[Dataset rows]
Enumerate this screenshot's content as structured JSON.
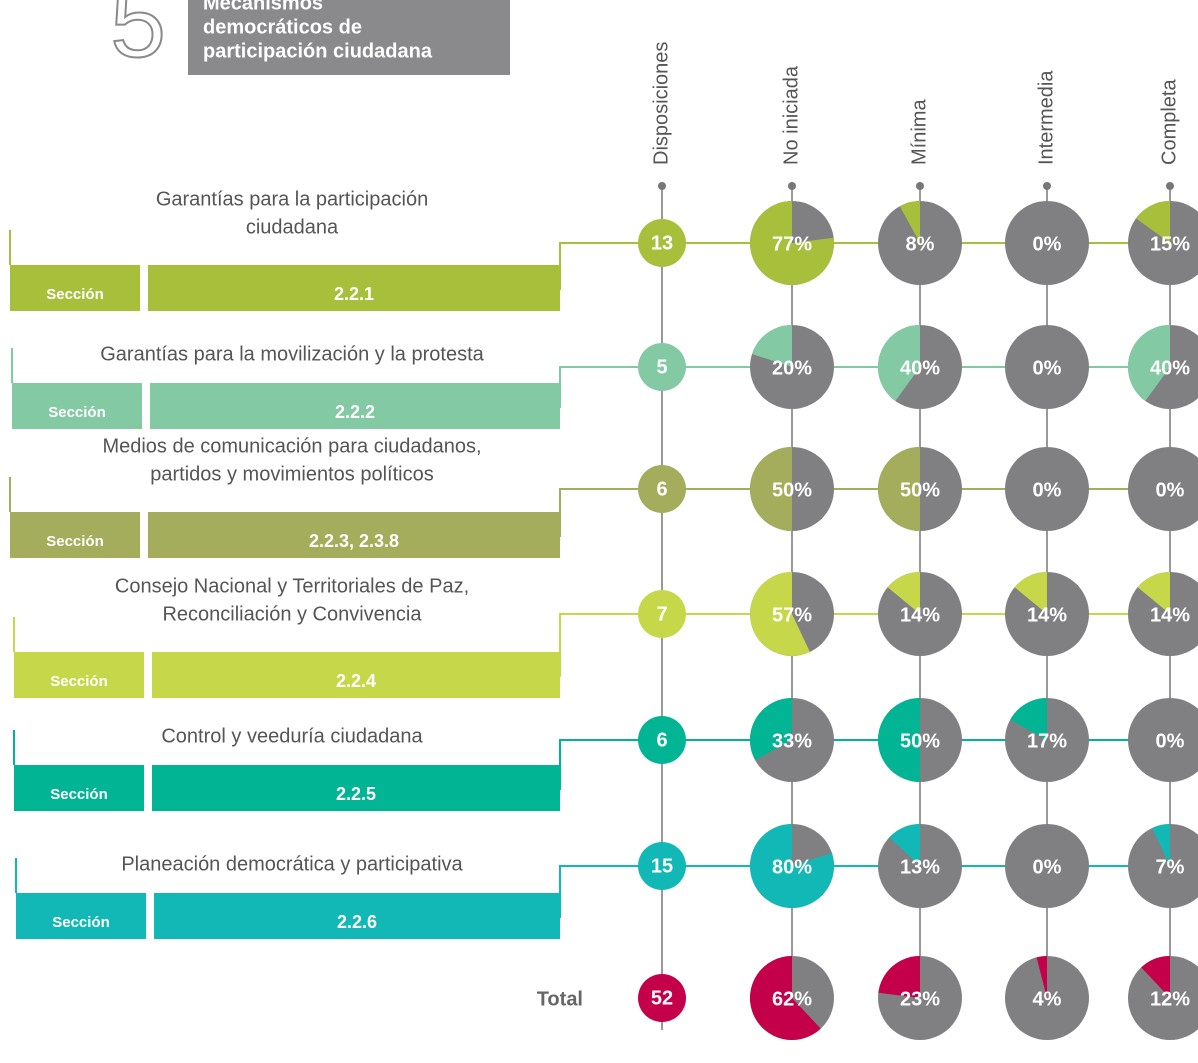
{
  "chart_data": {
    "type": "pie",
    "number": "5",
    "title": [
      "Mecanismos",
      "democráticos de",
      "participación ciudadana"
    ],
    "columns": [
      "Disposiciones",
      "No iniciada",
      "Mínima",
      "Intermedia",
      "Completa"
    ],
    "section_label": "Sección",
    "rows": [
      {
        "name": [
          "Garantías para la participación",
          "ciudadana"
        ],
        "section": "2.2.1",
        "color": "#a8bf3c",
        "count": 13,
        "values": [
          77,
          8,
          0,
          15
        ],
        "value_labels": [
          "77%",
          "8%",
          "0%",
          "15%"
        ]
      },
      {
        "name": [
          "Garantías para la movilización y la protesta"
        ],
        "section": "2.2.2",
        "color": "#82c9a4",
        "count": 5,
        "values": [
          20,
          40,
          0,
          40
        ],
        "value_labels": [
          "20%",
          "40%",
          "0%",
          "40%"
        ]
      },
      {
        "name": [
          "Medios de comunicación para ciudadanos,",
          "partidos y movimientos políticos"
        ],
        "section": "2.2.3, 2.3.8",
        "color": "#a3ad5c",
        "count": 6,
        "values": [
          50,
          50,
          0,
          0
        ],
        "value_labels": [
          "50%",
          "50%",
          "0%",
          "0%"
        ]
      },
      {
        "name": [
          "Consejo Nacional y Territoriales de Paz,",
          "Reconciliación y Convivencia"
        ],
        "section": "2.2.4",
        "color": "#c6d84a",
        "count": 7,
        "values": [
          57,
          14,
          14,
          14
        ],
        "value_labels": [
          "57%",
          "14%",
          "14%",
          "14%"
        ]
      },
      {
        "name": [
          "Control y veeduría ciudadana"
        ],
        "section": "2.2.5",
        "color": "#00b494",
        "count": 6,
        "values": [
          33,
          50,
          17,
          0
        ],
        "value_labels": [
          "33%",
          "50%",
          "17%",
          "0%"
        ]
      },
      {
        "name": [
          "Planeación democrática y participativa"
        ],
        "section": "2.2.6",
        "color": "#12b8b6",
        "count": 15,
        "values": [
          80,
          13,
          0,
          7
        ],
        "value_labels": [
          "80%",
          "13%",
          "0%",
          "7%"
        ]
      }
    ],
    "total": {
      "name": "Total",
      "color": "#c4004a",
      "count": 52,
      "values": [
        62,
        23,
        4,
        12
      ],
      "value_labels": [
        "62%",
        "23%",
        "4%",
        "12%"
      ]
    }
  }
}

__Task directions__. Pictures in the data above should not be copied; transcribe everything else exactly.

__Output below__.
Enumerate this screenshot's content as structured JSON.
{
  "chart_data": {
    "type": "pie",
    "number": "5",
    "title": [
      "Mecanismos",
      "democráticos de",
      "participación ciudadana"
    ],
    "columns": [
      "Disposiciones",
      "No iniciada",
      "Mínima",
      "Intermedia",
      "Completa"
    ],
    "section_label": "Sección",
    "rows": [
      {
        "name": [
          "Garantías para la participación",
          "ciudadana"
        ],
        "section": "2.2.1",
        "color": "#a8bf3c",
        "count": 13,
        "values": [
          77,
          8,
          0,
          15
        ],
        "value_labels": [
          "77%",
          "8%",
          "0%",
          "15%"
        ]
      },
      {
        "name": [
          "Garantías para la movilización y la protesta"
        ],
        "section": "2.2.2",
        "color": "#82c9a4",
        "count": 5,
        "values": [
          20,
          40,
          0,
          40
        ],
        "value_labels": [
          "20%",
          "40%",
          "0%",
          "40%"
        ]
      },
      {
        "name": [
          "Medios de comunicación para ciudadanos,",
          "partidos y movimientos políticos"
        ],
        "section": "2.2.3, 2.3.8",
        "color": "#a3ad5c",
        "count": 6,
        "values": [
          50,
          50,
          0,
          0
        ],
        "value_labels": [
          "50%",
          "50%",
          "0%",
          "0%"
        ]
      },
      {
        "name": [
          "Consejo Nacional y Territoriales de Paz,",
          "Reconciliación y Convivencia"
        ],
        "section": "2.2.4",
        "color": "#c6d84a",
        "count": 7,
        "values": [
          57,
          14,
          14,
          14
        ],
        "value_labels": [
          "57%",
          "14%",
          "14%",
          "14%"
        ]
      },
      {
        "name": [
          "Control y veeduría ciudadana"
        ],
        "section": "2.2.5",
        "color": "#00b494",
        "count": 6,
        "values": [
          33,
          50,
          17,
          0
        ],
        "value_labels": [
          "33%",
          "50%",
          "17%",
          "0%"
        ]
      },
      {
        "name": [
          "Planeación democrática y participativa"
        ],
        "section": "2.2.6",
        "color": "#12b8b6",
        "count": 15,
        "values": [
          80,
          13,
          0,
          7
        ],
        "value_labels": [
          "80%",
          "13%",
          "0%",
          "7%"
        ]
      }
    ],
    "total": {
      "name": "Total",
      "color": "#c4004a",
      "count": 52,
      "values": [
        62,
        23,
        4,
        12
      ],
      "value_labels": [
        "62%",
        "23%",
        "4%",
        "12%"
      ]
    }
  }
}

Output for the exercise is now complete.